**Problem statement**
Output the material beneath this task exactly, images excluded.

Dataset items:
* START *
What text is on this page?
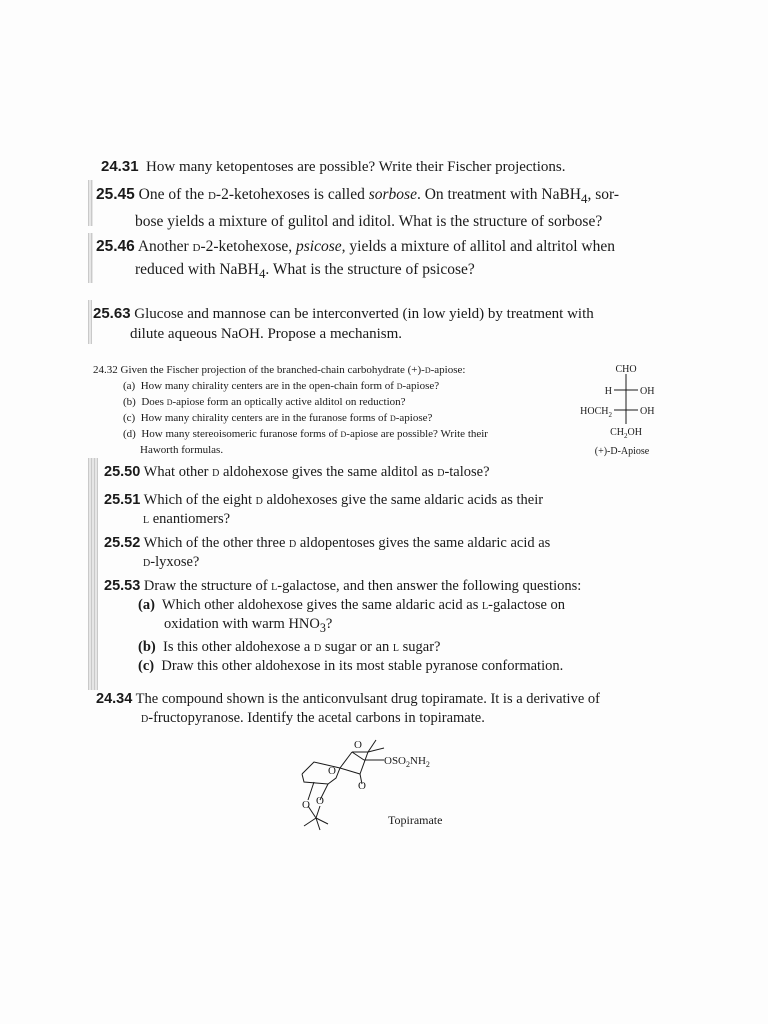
24.31 How many ketopentoses are possible? Write their Fischer projections.
25.45 One of the d-2-ketohexoses is called sorbose. On treatment with NaBH$_4$, sor-
bose yields a mixture of gulitol and iditol. What is the structure of sorbose?
25.46 Another d-2-ketohexose, psicose, yields a mixture of allitol and altritol when
reduced with NaBH$_4$. What is the structure of psicose?
25.63 Glucose and mannose can be interconverted (in low yield) by treatment with
dilute aqueous NaOH. Propose a mechanism.
24.32 Given the Fischer projection of the branched-chain carbohydrate (+)-d-apiose:
(a) How many chirality centers are in the open-chain form of d-apiose?
(b) Does d-apiose form an optically active alditol on reduction?
(c) How many chirality centers are in the furanose forms of d-apiose?
(d) How many stereoisomeric furanose forms of d-apiose are possible? Write their
Haworth formulas.
CHO
H	OH
$HOCH_2$	OH
$CH_2OH$
(+)-D-Apiose
25.50 What other d aldohexose gives the same alditol as d-talose?
25.51 Which of the eight d aldohexoses give the same aldaric acids as their
l enantiomers?
25.52 Which of the other three d aldopentoses gives the same aldaric acid as
d-lyxose?
25.53 Draw the structure of l-galactose, and then answer the following questions:
(a) Which other aldohexose gives the same aldaric acid as l-galactose on
oxidation with warm $HNO_3$?
(b) Is this other aldohexose a d sugar or an l sugar?
(c) Draw this other aldohexose in its most stable pyranose conformation.
24.34 The compound shown is the anticonvulsant drug topiramate. It is a derivative of
d-fructopyranose. Identify the acetal carbons in topiramate.
O
O
O
O O
$OSO_2NH_2$
Topiramate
* END *
**Exercise solution**
What text is on this page?
24.31 How many ketopentoses are possible? Write their Fischer projections.
25.45 One of the d-2-ketohexoses is called sorbose. On treatment with NaBH$_4$, sor-
bose yields a mixture of gulitol and iditol. What is the structure of sorbose?
25.46 Another d-2-ketohexose, psicose, yields a mixture of allitol and altritol when
reduced with NaBH$_4$. What is the structure of psicose?
25.63 Glucose and mannose can be interconverted (in low yield) by treatment with
dilute aqueous NaOH. Propose a mechanism.
24.32 Given the Fischer projection of the branched-chain carbohydrate (+)-d-apiose:
(a) How many chirality centers are in the open-chain form of d-apiose?
(b) Does d-apiose form an optically active alditol on reduction?
(c) How many chirality centers are in the furanose forms of d-apiose?
(d) How many stereoisomeric furanose forms of d-apiose are possible? Write their
Haworth formulas.
CHO
H	OH
$HOCH_2$	OH
$CH_2OH$
(+)-D-Apiose
25.50 What other d aldohexose gives the same alditol as d-talose?
25.51 Which of the eight d aldohexoses give the same aldaric acids as their
l enantiomers?
25.52 Which of the other three d aldopentoses gives the same aldaric acid as
d-lyxose?
25.53 Draw the structure of l-galactose, and then answer the following questions:
(a) Which other aldohexose gives the same aldaric acid as l-galactose on
oxidation with warm $HNO_3$?
(b) Is this other aldohexose a d sugar or an l sugar?
(c) Draw this other aldohexose in its most stable pyranose conformation.
24.34 The compound shown is the anticonvulsant drug topiramate. It is a derivative of
d-fructopyranose. Identify the acetal carbons in topiramate.
O
O
O
O O
$OSO_2NH_2$
Topiramate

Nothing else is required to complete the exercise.